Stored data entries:
[start]
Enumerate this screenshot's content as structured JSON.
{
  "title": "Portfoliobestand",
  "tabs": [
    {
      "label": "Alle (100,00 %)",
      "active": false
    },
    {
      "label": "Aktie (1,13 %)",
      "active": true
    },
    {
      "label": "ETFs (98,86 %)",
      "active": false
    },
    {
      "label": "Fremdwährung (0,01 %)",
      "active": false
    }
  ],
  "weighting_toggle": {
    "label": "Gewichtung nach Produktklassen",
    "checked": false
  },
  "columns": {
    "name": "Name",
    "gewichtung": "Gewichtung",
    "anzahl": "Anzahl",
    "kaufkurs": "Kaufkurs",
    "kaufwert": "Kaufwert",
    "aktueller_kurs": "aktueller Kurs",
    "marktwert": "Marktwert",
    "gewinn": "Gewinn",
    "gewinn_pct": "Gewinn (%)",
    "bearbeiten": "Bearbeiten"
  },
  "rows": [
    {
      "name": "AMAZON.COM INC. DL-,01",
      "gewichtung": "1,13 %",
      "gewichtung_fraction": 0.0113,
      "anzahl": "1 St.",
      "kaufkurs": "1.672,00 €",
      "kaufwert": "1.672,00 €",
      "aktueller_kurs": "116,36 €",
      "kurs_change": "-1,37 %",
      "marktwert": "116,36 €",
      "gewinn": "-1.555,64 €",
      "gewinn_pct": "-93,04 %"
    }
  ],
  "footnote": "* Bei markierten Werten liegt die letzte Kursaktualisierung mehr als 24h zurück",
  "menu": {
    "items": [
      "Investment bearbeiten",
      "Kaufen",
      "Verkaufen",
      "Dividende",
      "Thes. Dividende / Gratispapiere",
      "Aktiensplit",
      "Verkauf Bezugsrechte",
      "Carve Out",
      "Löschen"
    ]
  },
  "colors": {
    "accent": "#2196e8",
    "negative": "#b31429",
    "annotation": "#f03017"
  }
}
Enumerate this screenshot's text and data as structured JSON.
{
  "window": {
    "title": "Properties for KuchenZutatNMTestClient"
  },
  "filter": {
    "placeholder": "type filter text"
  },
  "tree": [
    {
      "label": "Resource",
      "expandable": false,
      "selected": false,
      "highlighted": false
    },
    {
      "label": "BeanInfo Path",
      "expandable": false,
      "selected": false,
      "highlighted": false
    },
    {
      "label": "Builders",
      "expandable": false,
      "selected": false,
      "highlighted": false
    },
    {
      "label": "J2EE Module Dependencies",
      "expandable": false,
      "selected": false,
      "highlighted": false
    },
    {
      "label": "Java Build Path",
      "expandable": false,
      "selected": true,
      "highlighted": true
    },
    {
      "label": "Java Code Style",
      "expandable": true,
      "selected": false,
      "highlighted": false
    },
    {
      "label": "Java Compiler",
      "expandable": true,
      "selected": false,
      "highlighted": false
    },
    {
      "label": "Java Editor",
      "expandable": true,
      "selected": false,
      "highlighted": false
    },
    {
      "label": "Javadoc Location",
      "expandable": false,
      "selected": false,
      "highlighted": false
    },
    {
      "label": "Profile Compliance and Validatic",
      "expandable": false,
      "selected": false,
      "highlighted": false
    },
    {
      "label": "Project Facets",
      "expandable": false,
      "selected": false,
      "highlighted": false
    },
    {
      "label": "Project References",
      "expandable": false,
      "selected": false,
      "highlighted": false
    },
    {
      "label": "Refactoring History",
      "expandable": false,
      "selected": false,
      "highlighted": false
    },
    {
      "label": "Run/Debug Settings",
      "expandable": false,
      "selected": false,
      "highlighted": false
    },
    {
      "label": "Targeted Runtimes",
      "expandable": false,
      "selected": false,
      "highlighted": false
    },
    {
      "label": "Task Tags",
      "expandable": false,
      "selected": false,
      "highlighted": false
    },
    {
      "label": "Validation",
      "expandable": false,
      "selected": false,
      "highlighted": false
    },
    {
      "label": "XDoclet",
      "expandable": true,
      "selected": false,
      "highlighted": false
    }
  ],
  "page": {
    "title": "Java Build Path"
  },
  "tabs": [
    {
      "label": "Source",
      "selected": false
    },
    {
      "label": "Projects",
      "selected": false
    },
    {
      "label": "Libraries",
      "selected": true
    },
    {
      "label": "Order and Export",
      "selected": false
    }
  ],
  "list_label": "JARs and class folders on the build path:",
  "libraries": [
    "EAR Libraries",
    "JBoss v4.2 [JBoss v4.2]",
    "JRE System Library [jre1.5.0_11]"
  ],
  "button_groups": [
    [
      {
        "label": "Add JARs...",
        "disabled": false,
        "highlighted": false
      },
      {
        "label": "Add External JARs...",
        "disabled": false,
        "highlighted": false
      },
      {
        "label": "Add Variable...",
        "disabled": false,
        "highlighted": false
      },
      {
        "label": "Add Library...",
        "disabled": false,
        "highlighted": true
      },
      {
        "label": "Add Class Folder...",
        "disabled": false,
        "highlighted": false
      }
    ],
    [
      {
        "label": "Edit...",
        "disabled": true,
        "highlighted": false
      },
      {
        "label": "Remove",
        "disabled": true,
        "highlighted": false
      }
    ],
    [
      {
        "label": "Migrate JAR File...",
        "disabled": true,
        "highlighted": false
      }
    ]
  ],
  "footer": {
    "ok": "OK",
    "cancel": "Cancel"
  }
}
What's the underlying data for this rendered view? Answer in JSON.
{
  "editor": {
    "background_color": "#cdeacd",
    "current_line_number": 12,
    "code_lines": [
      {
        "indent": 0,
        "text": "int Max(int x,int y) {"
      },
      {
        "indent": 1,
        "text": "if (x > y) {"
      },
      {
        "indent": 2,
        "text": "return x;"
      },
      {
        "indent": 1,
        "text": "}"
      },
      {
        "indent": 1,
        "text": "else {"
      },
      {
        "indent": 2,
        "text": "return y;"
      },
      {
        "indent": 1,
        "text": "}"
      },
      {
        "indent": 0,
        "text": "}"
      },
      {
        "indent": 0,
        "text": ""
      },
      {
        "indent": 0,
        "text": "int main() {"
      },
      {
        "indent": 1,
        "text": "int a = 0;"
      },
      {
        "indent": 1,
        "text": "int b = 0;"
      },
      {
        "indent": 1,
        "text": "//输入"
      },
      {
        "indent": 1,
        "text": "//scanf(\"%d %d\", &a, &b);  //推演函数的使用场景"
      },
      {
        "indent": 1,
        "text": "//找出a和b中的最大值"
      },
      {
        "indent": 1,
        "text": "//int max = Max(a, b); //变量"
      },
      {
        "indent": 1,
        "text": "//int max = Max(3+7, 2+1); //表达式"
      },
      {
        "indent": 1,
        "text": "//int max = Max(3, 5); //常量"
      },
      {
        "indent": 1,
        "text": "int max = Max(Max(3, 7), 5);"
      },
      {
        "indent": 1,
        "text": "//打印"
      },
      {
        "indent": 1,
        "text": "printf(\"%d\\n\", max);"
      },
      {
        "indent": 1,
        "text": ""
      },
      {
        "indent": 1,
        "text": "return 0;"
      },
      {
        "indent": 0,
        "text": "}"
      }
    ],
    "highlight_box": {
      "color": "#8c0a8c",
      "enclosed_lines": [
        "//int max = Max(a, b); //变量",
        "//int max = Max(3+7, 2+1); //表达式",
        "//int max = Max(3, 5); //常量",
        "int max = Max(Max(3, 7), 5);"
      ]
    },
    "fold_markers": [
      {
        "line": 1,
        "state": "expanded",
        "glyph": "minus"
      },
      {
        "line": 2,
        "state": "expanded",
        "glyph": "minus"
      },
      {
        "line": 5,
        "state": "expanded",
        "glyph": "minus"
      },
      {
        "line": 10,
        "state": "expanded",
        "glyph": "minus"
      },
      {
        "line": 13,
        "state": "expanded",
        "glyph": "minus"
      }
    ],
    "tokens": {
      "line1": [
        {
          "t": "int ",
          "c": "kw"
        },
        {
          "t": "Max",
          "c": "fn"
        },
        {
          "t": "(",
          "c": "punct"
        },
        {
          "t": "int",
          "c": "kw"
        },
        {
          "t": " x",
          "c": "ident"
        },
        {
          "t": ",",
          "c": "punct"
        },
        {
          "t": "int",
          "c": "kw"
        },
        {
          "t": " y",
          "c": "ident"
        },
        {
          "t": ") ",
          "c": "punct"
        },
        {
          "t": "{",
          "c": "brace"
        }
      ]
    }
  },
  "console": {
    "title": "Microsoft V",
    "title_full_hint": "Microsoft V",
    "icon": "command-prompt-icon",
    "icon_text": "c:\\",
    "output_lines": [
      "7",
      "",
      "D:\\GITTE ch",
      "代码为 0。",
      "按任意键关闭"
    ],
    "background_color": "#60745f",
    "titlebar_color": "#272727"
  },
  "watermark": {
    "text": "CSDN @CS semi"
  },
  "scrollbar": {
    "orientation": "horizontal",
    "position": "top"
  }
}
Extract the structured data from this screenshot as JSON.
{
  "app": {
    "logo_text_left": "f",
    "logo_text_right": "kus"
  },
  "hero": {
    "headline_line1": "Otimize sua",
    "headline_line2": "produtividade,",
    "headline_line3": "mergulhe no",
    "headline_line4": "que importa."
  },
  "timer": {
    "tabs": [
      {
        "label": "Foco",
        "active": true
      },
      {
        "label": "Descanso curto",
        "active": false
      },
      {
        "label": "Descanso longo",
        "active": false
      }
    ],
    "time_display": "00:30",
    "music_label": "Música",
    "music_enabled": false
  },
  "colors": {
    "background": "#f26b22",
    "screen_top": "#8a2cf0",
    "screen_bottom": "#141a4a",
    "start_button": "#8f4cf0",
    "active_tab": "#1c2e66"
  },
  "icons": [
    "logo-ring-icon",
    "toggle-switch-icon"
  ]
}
[end]
**OBJECTIVE:** Read the data above. Pull out each line in which the string "JSON" appears.

**THE REPLY:**
Enumerate this screenshot's content as structured JSON.
Enumerate this screenshot's text and data as structured JSON.
What's the underlying data for this rendered view? Answer in JSON.
Extract the structured data from this screenshot as JSON.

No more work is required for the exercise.